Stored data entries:
____
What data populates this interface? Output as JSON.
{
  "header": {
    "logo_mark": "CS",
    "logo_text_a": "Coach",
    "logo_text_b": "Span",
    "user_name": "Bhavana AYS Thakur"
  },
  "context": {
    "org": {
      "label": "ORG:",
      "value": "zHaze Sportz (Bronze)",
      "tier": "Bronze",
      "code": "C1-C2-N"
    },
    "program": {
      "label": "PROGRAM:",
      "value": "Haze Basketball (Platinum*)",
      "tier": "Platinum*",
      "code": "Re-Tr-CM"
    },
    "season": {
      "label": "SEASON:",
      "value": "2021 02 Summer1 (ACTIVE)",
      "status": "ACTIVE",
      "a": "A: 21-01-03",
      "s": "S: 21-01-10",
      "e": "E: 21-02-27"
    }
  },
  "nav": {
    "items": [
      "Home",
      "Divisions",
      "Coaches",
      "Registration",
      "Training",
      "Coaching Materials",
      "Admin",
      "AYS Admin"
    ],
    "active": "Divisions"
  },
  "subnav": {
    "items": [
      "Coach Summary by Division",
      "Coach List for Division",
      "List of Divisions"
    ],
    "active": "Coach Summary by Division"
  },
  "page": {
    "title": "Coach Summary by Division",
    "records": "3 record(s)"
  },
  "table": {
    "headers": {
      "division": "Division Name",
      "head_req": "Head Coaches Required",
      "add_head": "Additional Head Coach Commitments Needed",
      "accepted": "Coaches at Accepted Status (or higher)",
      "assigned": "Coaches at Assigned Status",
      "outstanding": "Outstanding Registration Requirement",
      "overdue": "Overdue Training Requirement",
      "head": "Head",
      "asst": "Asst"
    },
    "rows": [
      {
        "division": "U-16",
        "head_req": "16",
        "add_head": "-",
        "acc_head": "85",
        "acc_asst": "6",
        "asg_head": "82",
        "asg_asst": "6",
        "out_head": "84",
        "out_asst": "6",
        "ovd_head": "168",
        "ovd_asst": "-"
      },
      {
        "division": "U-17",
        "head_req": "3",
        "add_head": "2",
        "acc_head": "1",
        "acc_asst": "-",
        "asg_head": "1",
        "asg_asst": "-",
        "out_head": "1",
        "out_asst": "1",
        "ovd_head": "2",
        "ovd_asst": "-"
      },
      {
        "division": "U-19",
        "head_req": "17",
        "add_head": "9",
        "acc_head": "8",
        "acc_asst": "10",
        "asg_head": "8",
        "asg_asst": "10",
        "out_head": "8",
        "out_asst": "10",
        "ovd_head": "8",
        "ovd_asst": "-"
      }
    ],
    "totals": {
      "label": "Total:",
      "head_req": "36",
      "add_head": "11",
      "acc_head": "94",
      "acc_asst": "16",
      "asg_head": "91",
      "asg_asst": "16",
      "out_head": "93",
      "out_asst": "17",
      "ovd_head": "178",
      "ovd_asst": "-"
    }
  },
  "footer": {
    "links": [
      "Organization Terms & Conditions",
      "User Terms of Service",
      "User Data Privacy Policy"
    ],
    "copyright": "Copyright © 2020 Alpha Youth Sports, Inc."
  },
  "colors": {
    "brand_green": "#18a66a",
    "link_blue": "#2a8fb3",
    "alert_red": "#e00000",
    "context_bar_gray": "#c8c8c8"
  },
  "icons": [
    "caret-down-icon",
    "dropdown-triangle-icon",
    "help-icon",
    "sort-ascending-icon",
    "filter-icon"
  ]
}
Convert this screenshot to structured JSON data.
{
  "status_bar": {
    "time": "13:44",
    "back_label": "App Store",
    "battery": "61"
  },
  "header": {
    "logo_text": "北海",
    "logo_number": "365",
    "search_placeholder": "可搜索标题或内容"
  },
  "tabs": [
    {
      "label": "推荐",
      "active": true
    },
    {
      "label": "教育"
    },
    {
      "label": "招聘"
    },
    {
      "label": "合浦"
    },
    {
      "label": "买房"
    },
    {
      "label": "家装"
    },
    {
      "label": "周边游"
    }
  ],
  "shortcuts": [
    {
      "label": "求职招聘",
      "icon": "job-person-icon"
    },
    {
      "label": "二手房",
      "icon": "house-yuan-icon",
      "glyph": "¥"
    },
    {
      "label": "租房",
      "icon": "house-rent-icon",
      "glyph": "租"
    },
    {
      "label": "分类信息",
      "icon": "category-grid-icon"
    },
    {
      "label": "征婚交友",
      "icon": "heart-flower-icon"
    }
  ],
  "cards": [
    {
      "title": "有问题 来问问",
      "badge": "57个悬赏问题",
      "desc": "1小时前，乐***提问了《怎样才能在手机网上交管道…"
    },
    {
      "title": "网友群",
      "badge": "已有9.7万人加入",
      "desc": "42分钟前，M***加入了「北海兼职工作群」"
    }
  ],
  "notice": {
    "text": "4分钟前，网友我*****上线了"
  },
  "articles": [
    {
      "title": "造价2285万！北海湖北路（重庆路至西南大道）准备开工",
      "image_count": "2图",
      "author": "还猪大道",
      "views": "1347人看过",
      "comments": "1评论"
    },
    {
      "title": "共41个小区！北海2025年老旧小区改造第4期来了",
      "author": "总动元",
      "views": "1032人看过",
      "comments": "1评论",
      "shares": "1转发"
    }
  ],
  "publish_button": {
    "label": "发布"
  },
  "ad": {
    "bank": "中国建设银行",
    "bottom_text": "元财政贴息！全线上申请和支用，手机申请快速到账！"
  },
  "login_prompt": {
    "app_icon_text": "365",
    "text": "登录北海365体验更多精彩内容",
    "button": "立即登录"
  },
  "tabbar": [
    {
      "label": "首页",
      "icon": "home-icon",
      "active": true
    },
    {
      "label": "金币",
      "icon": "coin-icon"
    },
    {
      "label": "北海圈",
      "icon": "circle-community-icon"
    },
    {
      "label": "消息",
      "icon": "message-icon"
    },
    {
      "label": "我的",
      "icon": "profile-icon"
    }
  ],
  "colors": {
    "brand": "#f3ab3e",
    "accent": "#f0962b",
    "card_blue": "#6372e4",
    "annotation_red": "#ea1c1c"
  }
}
____
- SET PROBLEM
Reproduce the data in its entirety, matching each character.

- TASK RESPONSE
What data populates this interface? Output as JSON.
{
  "header": {
    "logo_mark": "CS",
    "logo_text_a": "Coach",
    "logo_text_b": "Span",
    "user_name": "Bhavana AYS Thakur"
  },
  "context": {
    "org": {
      "label": "ORG:",
      "value": "zHaze Sportz (Bronze)",
      "tier": "Bronze",
      "code": "C1-C2-N"
    },
    "program": {
      "label": "PROGRAM:",
      "value": "Haze Basketball (Platinum*)",
      "tier": "Platinum*",
      "code": "Re-Tr-CM"
    },
    "season": {
      "label": "SEASON:",
      "value": "2021 02 Summer1 (ACTIVE)",
      "status": "ACTIVE",
      "a": "A: 21-01-03",
      "s": "S: 21-01-10",
      "e": "E: 21-02-27"
    }
  },
  "nav": {
    "items": [
      "Home",
      "Divisions",
      "Coaches",
      "Registration",
      "Training",
      "Coaching Materials",
      "Admin",
      "AYS Admin"
    ],
    "active": "Divisions"
  },
  "subnav": {
    "items": [
      "Coach Summary by Division",
      "Coach List for Division",
      "List of Divisions"
    ],
    "active": "Coach Summary by Division"
  },
  "page": {
    "title": "Coach Summary by Division",
    "records": "3 record(s)"
  },
  "table": {
    "headers": {
      "division": "Division Name",
      "head_req": "Head Coaches Required",
      "add_head": "Additional Head Coach Commitments Needed",
      "accepted": "Coaches at Accepted Status (or higher)",
      "assigned": "Coaches at Assigned Status",
      "outstanding": "Outstanding Registration Requirement",
      "overdue": "Overdue Training Requirement",
      "head": "Head",
      "asst": "Asst"
    },
    "rows": [
      {
        "division": "U-16",
        "head_req": "16",
        "add_head": "-",
        "acc_head": "85",
        "acc_asst": "6",
        "asg_head": "82",
        "asg_asst": "6",
        "out_head": "84",
        "out_asst": "6",
        "ovd_head": "168",
        "ovd_asst": "-"
      },
      {
        "division": "U-17",
        "head_req": "3",
        "add_head": "2",
        "acc_head": "1",
        "acc_asst": "-",
        "asg_head": "1",
        "asg_asst": "-",
        "out_head": "1",
        "out_asst": "1",
        "ovd_head": "2",
        "ovd_asst": "-"
      },
      {
        "division": "U-19",
        "head_req": "17",
        "add_head": "9",
        "acc_head": "8",
        "acc_asst": "10",
        "asg_head": "8",
        "asg_asst": "10",
        "out_head": "8",
        "out_asst": "10",
        "ovd_head": "8",
        "ovd_asst": "-"
      }
    ],
    "totals": {
      "label": "Total:",
      "head_req": "36",
      "add_head": "11",
      "acc_head": "94",
      "acc_asst": "16",
      "asg_head": "91",
      "asg_asst": "16",
      "out_head": "93",
      "out_asst": "17",
      "ovd_head": "178",
      "ovd_asst": "-"
    }
  },
  "footer": {
    "links": [
      "Organization Terms & Conditions",
      "User Terms of Service",
      "User Data Privacy Policy"
    ],
    "copyright": "Copyright © 2020 Alpha Youth Sports, Inc."
  },
  "colors": {
    "brand_green": "#18a66a",
    "link_blue": "#2a8fb3",
    "alert_red": "#e00000",
    "context_bar_gray": "#c8c8c8"
  },
  "icons": [
    "caret-down-icon",
    "dropdown-triangle-icon",
    "help-icon",
    "sort-ascending-icon",
    "filter-icon"
  ]
}
Convert this screenshot to structured JSON data.
{
  "status_bar": {
    "time": "13:44",
    "back_label": "App Store",
    "battery": "61"
  },
  "header": {
    "logo_text": "北海",
    "logo_number": "365",
    "search_placeholder": "可搜索标题或内容"
  },
  "tabs": [
    {
      "label": "推荐",
      "active": true
    },
    {
      "label": "教育"
    },
    {
      "label": "招聘"
    },
    {
      "label": "合浦"
    },
    {
      "label": "买房"
    },
    {
      "label": "家装"
    },
    {
      "label": "周边游"
    }
  ],
  "shortcuts": [
    {
      "label": "求职招聘",
      "icon": "job-person-icon"
    },
    {
      "label": "二手房",
      "icon": "house-yuan-icon",
      "glyph": "¥"
    },
    {
      "label": "租房",
      "icon": "house-rent-icon",
      "glyph": "租"
    },
    {
      "label": "分类信息",
      "icon": "category-grid-icon"
    },
    {
      "label": "征婚交友",
      "icon": "heart-flower-icon"
    }
  ],
  "cards": [
    {
      "title": "有问题 来问问",
      "badge": "57个悬赏问题",
      "desc": "1小时前，乐***提问了《怎样才能在手机网上交管道…"
    },
    {
      "title": "网友群",
      "badge": "已有9.7万人加入",
      "desc": "42分钟前，M***加入了「北海兼职工作群」"
    }
  ],
  "notice": {
    "text": "4分钟前，网友我*****上线了"
  },
  "articles": [
    {
      "title": "造价2285万！北海湖北路（重庆路至西南大道）准备开工",
      "image_count": "2图",
      "author": "还猪大道",
      "views": "1347人看过",
      "comments": "1评论"
    },
    {
      "title": "共41个小区！北海2025年老旧小区改造第4期来了",
      "author": "总动元",
      "views": "1032人看过",
      "comments": "1评论",
      "shares": "1转发"
    }
  ],
  "publish_button": {
    "label": "发布"
  },
  "ad": {
    "bank": "中国建设银行",
    "bottom_text": "元财政贴息！全线上申请和支用，手机申请快速到账！"
  },
  "login_prompt": {
    "app_icon_text": "365",
    "text": "登录北海365体验更多精彩内容",
    "button": "立即登录"
  },
  "tabbar": [
    {
      "label": "首页",
      "icon": "home-icon",
      "active": true
    },
    {
      "label": "金币",
      "icon": "coin-icon"
    },
    {
      "label": "北海圈",
      "icon": "circle-community-icon"
    },
    {
      "label": "消息",
      "icon": "message-icon"
    },
    {
      "label": "我的",
      "icon": "profile-icon"
    }
  ],
  "colors": {
    "brand": "#f3ab3e",
    "accent": "#f0962b",
    "card_blue": "#6372e4",
    "annotation_red": "#ea1c1c"
  }
}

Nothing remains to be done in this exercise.